To do » Omitting all pictures, print the lines of the listing from the one containing "What data populates" through the final line, both ends included, with no other text.

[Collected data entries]
********************

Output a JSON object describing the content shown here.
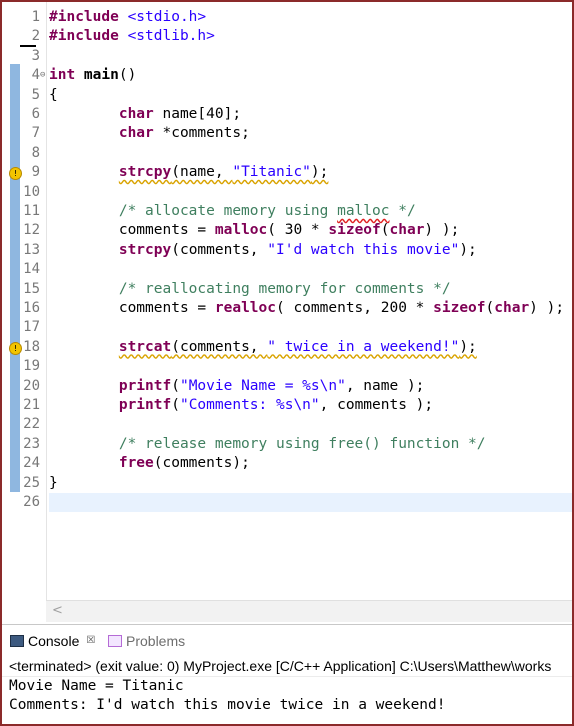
{
  "editor": {
    "lines": [
      {
        "n": "1",
        "segs": [
          {
            "t": "#include ",
            "c": "kw"
          },
          {
            "t": "<stdio.h>",
            "c": "str"
          }
        ]
      },
      {
        "n": "2",
        "segs": [
          {
            "t": "#include ",
            "c": "kw"
          },
          {
            "t": "<stdlib.h>",
            "c": "str"
          }
        ]
      },
      {
        "n": "3",
        "segs": []
      },
      {
        "n": "4",
        "fold": "⊖",
        "segs": [
          {
            "t": "int ",
            "c": "kw"
          },
          {
            "t": "main",
            "c": "kwb"
          },
          {
            "t": "()",
            "c": ""
          }
        ]
      },
      {
        "n": "5",
        "segs": [
          {
            "t": "{",
            "c": ""
          }
        ]
      },
      {
        "n": "6",
        "segs": [
          {
            "t": "        ",
            "c": ""
          },
          {
            "t": "char",
            "c": "kw"
          },
          {
            "t": " name[40];",
            "c": ""
          }
        ]
      },
      {
        "n": "7",
        "segs": [
          {
            "t": "        ",
            "c": ""
          },
          {
            "t": "char",
            "c": "kw"
          },
          {
            "t": " *comments;",
            "c": ""
          }
        ]
      },
      {
        "n": "8",
        "segs": []
      },
      {
        "n": "9",
        "warn": true,
        "segs": [
          {
            "t": "        ",
            "c": ""
          },
          {
            "t": "strcpy",
            "c": "kw sq"
          },
          {
            "t": "(name, ",
            "c": "sq"
          },
          {
            "t": "\"Titanic\"",
            "c": "str sq"
          },
          {
            "t": ");",
            "c": "sq"
          }
        ]
      },
      {
        "n": "10",
        "segs": []
      },
      {
        "n": "11",
        "segs": [
          {
            "t": "        ",
            "c": ""
          },
          {
            "t": "/* allocate memory using ",
            "c": "cmt"
          },
          {
            "t": "malloc",
            "c": "cmt sqr"
          },
          {
            "t": " */",
            "c": "cmt"
          }
        ]
      },
      {
        "n": "12",
        "segs": [
          {
            "t": "        comments = ",
            "c": ""
          },
          {
            "t": "malloc",
            "c": "kw"
          },
          {
            "t": "( 30 * ",
            "c": ""
          },
          {
            "t": "sizeof",
            "c": "kw"
          },
          {
            "t": "(",
            "c": ""
          },
          {
            "t": "char",
            "c": "kw"
          },
          {
            "t": ") );",
            "c": ""
          }
        ]
      },
      {
        "n": "13",
        "segs": [
          {
            "t": "        ",
            "c": ""
          },
          {
            "t": "strcpy",
            "c": "kw"
          },
          {
            "t": "(comments, ",
            "c": ""
          },
          {
            "t": "\"I'd watch this movie\"",
            "c": "str"
          },
          {
            "t": ");",
            "c": ""
          }
        ]
      },
      {
        "n": "14",
        "segs": []
      },
      {
        "n": "15",
        "segs": [
          {
            "t": "        ",
            "c": ""
          },
          {
            "t": "/* reallocating memory for comments */",
            "c": "cmt"
          }
        ]
      },
      {
        "n": "16",
        "segs": [
          {
            "t": "        comments = ",
            "c": ""
          },
          {
            "t": "realloc",
            "c": "kw"
          },
          {
            "t": "( comments, 200 * ",
            "c": ""
          },
          {
            "t": "sizeof",
            "c": "kw"
          },
          {
            "t": "(",
            "c": ""
          },
          {
            "t": "char",
            "c": "kw"
          },
          {
            "t": ") );",
            "c": ""
          }
        ]
      },
      {
        "n": "17",
        "segs": []
      },
      {
        "n": "18",
        "warn": true,
        "segs": [
          {
            "t": "        ",
            "c": ""
          },
          {
            "t": "strcat",
            "c": "kw sq"
          },
          {
            "t": "(comments, ",
            "c": "sq"
          },
          {
            "t": "\" twice in a weekend!\"",
            "c": "str sq"
          },
          {
            "t": ");",
            "c": "sq"
          }
        ]
      },
      {
        "n": "19",
        "segs": []
      },
      {
        "n": "20",
        "segs": [
          {
            "t": "        ",
            "c": ""
          },
          {
            "t": "printf",
            "c": "kw"
          },
          {
            "t": "(",
            "c": ""
          },
          {
            "t": "\"Movie Name = %s\\n\"",
            "c": "str"
          },
          {
            "t": ", name );",
            "c": ""
          }
        ]
      },
      {
        "n": "21",
        "segs": [
          {
            "t": "        ",
            "c": ""
          },
          {
            "t": "printf",
            "c": "kw"
          },
          {
            "t": "(",
            "c": ""
          },
          {
            "t": "\"Comments: %s\\n\"",
            "c": "str"
          },
          {
            "t": ", comments );",
            "c": ""
          }
        ]
      },
      {
        "n": "22",
        "segs": []
      },
      {
        "n": "23",
        "segs": [
          {
            "t": "        ",
            "c": ""
          },
          {
            "t": "/* release memory using free() function */",
            "c": "cmt"
          }
        ]
      },
      {
        "n": "24",
        "segs": [
          {
            "t": "        ",
            "c": ""
          },
          {
            "t": "free",
            "c": "kw"
          },
          {
            "t": "(comments);",
            "c": ""
          }
        ]
      },
      {
        "n": "25",
        "segs": [
          {
            "t": "}",
            "c": ""
          }
        ]
      },
      {
        "n": "26",
        "current": true,
        "segs": []
      }
    ],
    "scroll_left_glyph": "<"
  },
  "console": {
    "tabs": {
      "console_label": "Console",
      "close_glyph": "☒",
      "problems_label": "Problems"
    },
    "status": "<terminated> (exit value: 0) MyProject.exe [C/C++ Application] C:\\Users\\Matthew\\works",
    "output": [
      "Movie Name = Titanic",
      "Comments: I'd watch this movie twice in a weekend!"
    ]
  },
  "colors": {
    "keyword": "#7f0055",
    "string": "#2a00ff",
    "comment": "#3f7f5f",
    "ruler_blue": "#6a9fd6",
    "warning_yellow": "#f2c400",
    "frame_border": "#8b2a2a"
  }
}
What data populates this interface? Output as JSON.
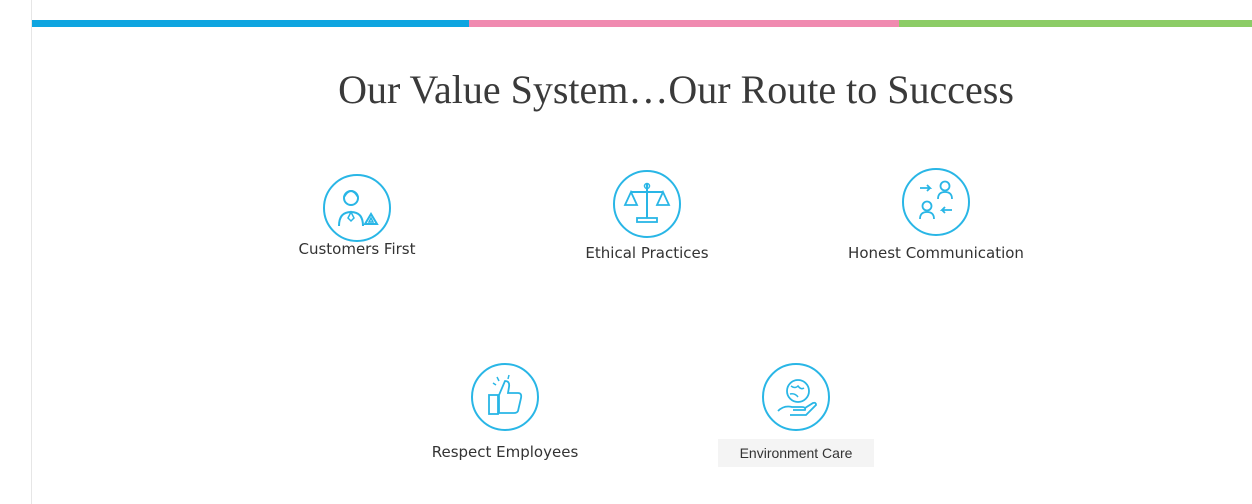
{
  "header": {
    "stripe_colors": [
      "#0ea5e0",
      "#f08ab0",
      "#8ccc66"
    ]
  },
  "title": "Our Value System…Our Route to Success",
  "icon_color": "#29b6e6",
  "values": [
    {
      "label": "Customers First",
      "icon": "customer-support-icon"
    },
    {
      "label": "Ethical Practices",
      "icon": "scales-of-justice-icon"
    },
    {
      "label": "Honest Communication",
      "icon": "people-exchange-icon"
    },
    {
      "label": "Respect Employees",
      "icon": "thumbs-up-icon"
    },
    {
      "label": "Environment Care",
      "icon": "hand-holding-globe-icon"
    }
  ]
}
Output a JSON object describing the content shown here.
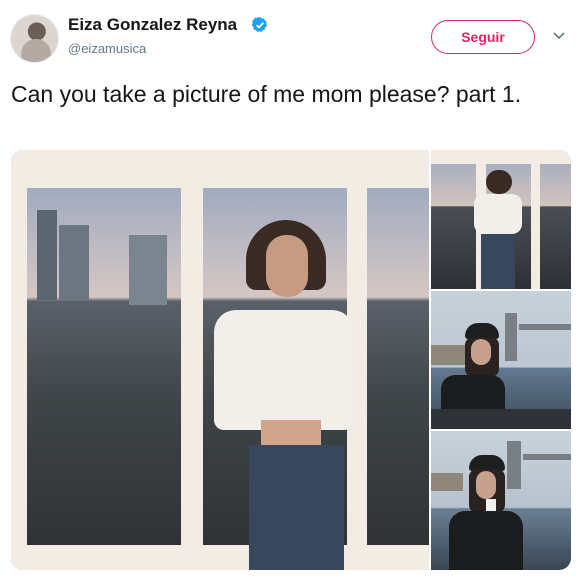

********************

Answer for this exercise »
What data populates this interface? Output as JSON.
{
  "header": {
    "stripe_colors": [
      "#0ea5e0",
      "#f08ab0",
      "#8ccc66"
    ]
  },
  "title": "Our Value System…Our Route to Success",
  "icon_color": "#29b6e6",
  "values": [
    {
      "label": "Customers First",
      "icon": "customer-support-icon"
    },
    {
      "label": "Ethical Practices",
      "icon": "scales-of-justice-icon"
    },
    {
      "label": "Honest Communication",
      "icon": "people-exchange-icon"
    },
    {
      "label": "Respect Employees",
      "icon": "thumbs-up-icon"
    },
    {
      "label": "Environment Care",
      "icon": "hand-holding-globe-icon"
    }
  ]
}
Output a JSON object describing the content shown here.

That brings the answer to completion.